(Records about charts and figures)
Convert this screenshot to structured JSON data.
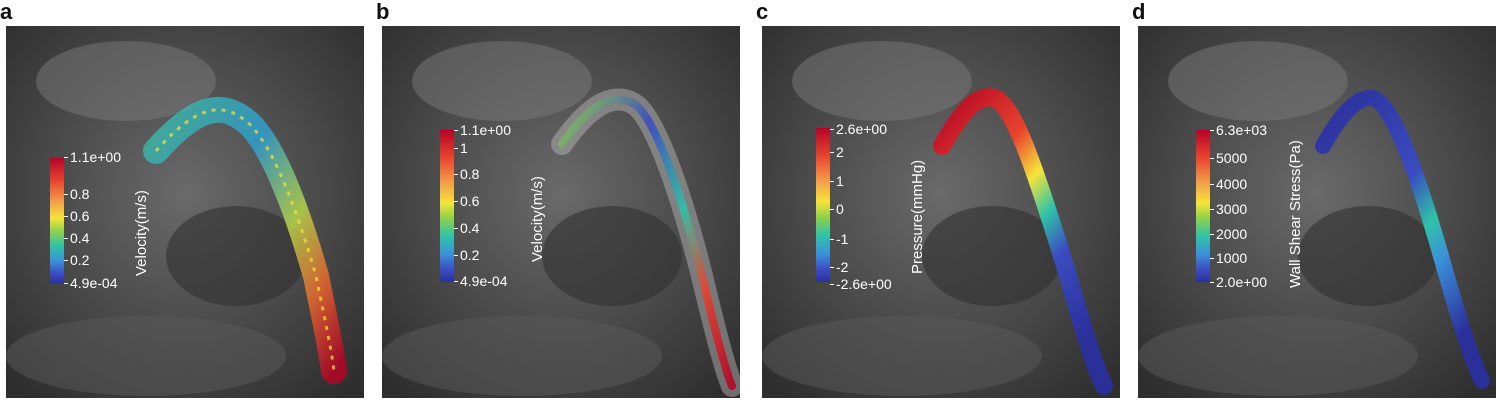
{
  "panels": [
    {
      "letter": "a",
      "quantity": "Velocity(m/s)",
      "ticks": [
        "1.1e+00",
        "0.8",
        "0.6",
        "0.4",
        "0.2",
        "4.9e-04"
      ]
    },
    {
      "letter": "b",
      "quantity": "Velocity(m/s)",
      "ticks": [
        "1.1e+00",
        "1",
        "0.8",
        "0.6",
        "0.4",
        "0.2",
        "4.9e-04"
      ]
    },
    {
      "letter": "c",
      "quantity": "Pressure(mmHg)",
      "ticks": [
        "2.6e+00",
        "2",
        "1",
        "0",
        "-1",
        "-2",
        "-2.6e+00"
      ]
    },
    {
      "letter": "d",
      "quantity": "Wall Shear Stress(Pa)",
      "ticks": [
        "6.3e+03",
        "5000",
        "4000",
        "3000",
        "2000",
        "1000",
        "2.0e+00"
      ]
    }
  ],
  "colors": {
    "colormap": [
      "#b40426",
      "#e8432e",
      "#f3a04a",
      "#f6e43a",
      "#8fd14a",
      "#2fc3a8",
      "#3b8fd9",
      "#3b4cc0",
      "#2b2f9a"
    ],
    "background_gray": "#4a4a4a"
  }
}
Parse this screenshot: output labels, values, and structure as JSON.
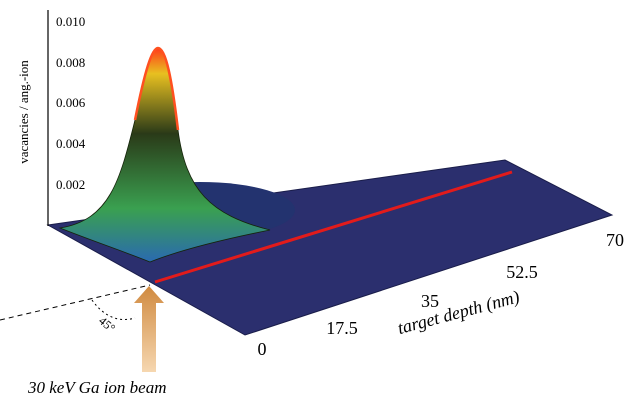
{
  "y_axis": {
    "label": "vacancies / ang.-ion",
    "ticks": [
      "0.010",
      "0.008",
      "0.006",
      "0.004",
      "0.002"
    ]
  },
  "depth_axis": {
    "label": "target depth (nm)",
    "ticks": [
      "0",
      "17.5",
      "35",
      "52.5",
      "70"
    ]
  },
  "angle_label": "45°",
  "beam_label": "30 keV Ga ion beam"
}
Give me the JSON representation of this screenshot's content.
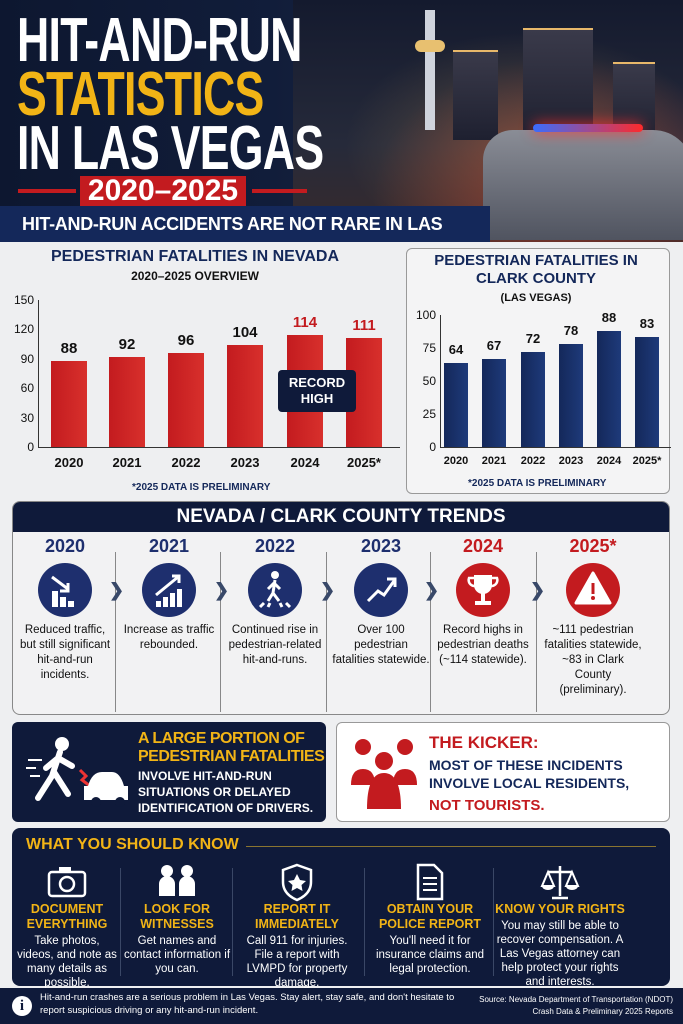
{
  "header": {
    "title_line1": "HIT-AND-RUN",
    "title_line2": "STATISTICS",
    "title_line3": "IN LAS VEGAS",
    "years": "2020–2025",
    "tagline": "HIT-AND-RUN ACCIDENTS ARE NOT RARE IN LAS VEGAS."
  },
  "colors": {
    "navy": "#14285a",
    "red": "#c31b1f",
    "gold": "#f2b416",
    "dark": "#0f1a3a"
  },
  "chart_data": [
    {
      "type": "bar",
      "title": "PEDESTRIAN FATALITIES IN NEVADA",
      "subtitle": "2020–2025 OVERVIEW",
      "categories": [
        "2020",
        "2021",
        "2022",
        "2023",
        "2024",
        "2025*"
      ],
      "values": [
        88,
        92,
        96,
        104,
        114,
        111
      ],
      "ylim": [
        0,
        150
      ],
      "yticks": [
        "0",
        "30",
        "60",
        "90",
        "120",
        "150"
      ],
      "color": "#c31b1f",
      "annotation": "RECORD HIGH",
      "note": "*2025 DATA IS PRELIMINARY",
      "grid": false
    },
    {
      "type": "bar",
      "title": "PEDESTRIAN FATALITIES IN CLARK COUNTY",
      "subtitle": "(LAS VEGAS)",
      "categories": [
        "2020",
        "2021",
        "2022",
        "2023",
        "2024",
        "2025*"
      ],
      "values": [
        64,
        67,
        72,
        78,
        88,
        83
      ],
      "ylim": [
        0,
        100
      ],
      "yticks": [
        "0",
        "25",
        "50",
        "75",
        "100"
      ],
      "color": "#14285a",
      "note": "*2025 DATA IS PRELIMINARY",
      "grid": false
    }
  ],
  "trends": {
    "title": "NEVADA / CLARK COUNTY TRENDS",
    "items": [
      {
        "year": "2020",
        "icon": "chart-down-icon",
        "text": "Reduced traffic, but still significant hit-and-run incidents."
      },
      {
        "year": "2021",
        "icon": "chart-up-icon",
        "text": "Increase as traffic rebounded."
      },
      {
        "year": "2022",
        "icon": "pedestrian-crosswalk-icon",
        "text": "Continued rise in pedestrian-related hit-and-runs."
      },
      {
        "year": "2023",
        "icon": "trend-up-icon",
        "text": "Over 100 pedestrian fatalities statewide."
      },
      {
        "year": "2024",
        "icon": "trophy-icon",
        "text": "Record highs in pedestrian deaths (~114 statewide)."
      },
      {
        "year": "2025*",
        "icon": "warning-icon",
        "text": "~111 pedestrian fatalities statewide, ~83 in Clark County (preliminary)."
      }
    ]
  },
  "portion": {
    "heading1": "A LARGE PORTION OF",
    "heading2": "PEDESTRIAN FATALITIES",
    "body": "INVOLVE HIT-AND-RUN SITUATIONS OR DELAYED IDENTIFICATION OF DRIVERS."
  },
  "kicker": {
    "heading": "THE KICKER:",
    "body": "MOST OF THESE INCIDENTS INVOLVE LOCAL RESIDENTS,",
    "highlight": "NOT TOURISTS."
  },
  "know": {
    "title": "WHAT YOU SHOULD KNOW",
    "items": [
      {
        "icon": "camera-icon",
        "heading": "DOCUMENT EVERYTHING",
        "text": "Take photos, videos, and note as many details as possible."
      },
      {
        "icon": "people-icon",
        "heading": "LOOK FOR WITNESSES",
        "text": "Get names and contact information if you can."
      },
      {
        "icon": "police-badge-icon",
        "heading": "REPORT IT IMMEDIATELY",
        "text": "Call 911 for injuries. File a report with LVMPD for property damage."
      },
      {
        "icon": "document-icon",
        "heading": "OBTAIN YOUR POLICE REPORT",
        "text": "You'll need it for insurance claims and legal protection."
      },
      {
        "icon": "scales-icon",
        "heading": "KNOW YOUR RIGHTS",
        "text": "You may still be able to recover compensation. A Las Vegas attorney can help protect your rights and interests."
      }
    ]
  },
  "footer": {
    "message": "Hit-and-run crashes are a serious problem in Las Vegas. Stay alert, stay safe, and don't hesitate to report suspicious driving or any hit-and-run incident.",
    "source_line1": "Source: Nevada Department of Transportation (NDOT)",
    "source_line2": "Crash Data & Preliminary 2025 Reports"
  }
}
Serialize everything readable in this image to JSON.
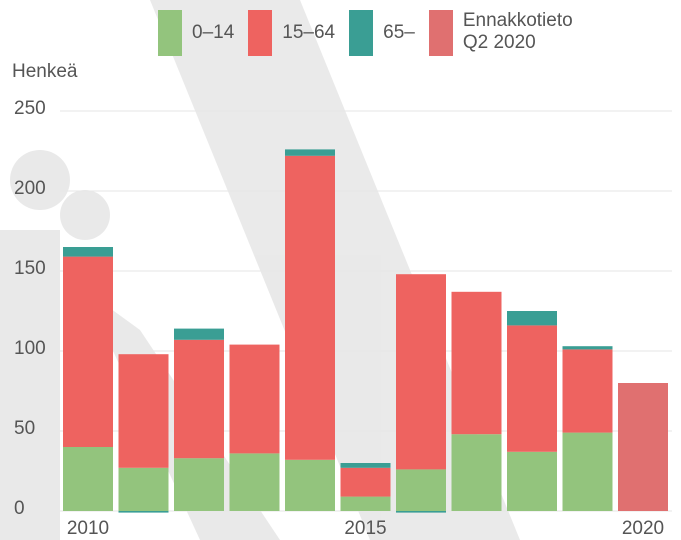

[Instructions for the task] Filter the listing above for the string "subtitle" and copy every matching line.

[Answer to this exercise]
      "subtitle": "2020–2025 OVERVIEW",
      "subtitle": "(LAS VEGAS)",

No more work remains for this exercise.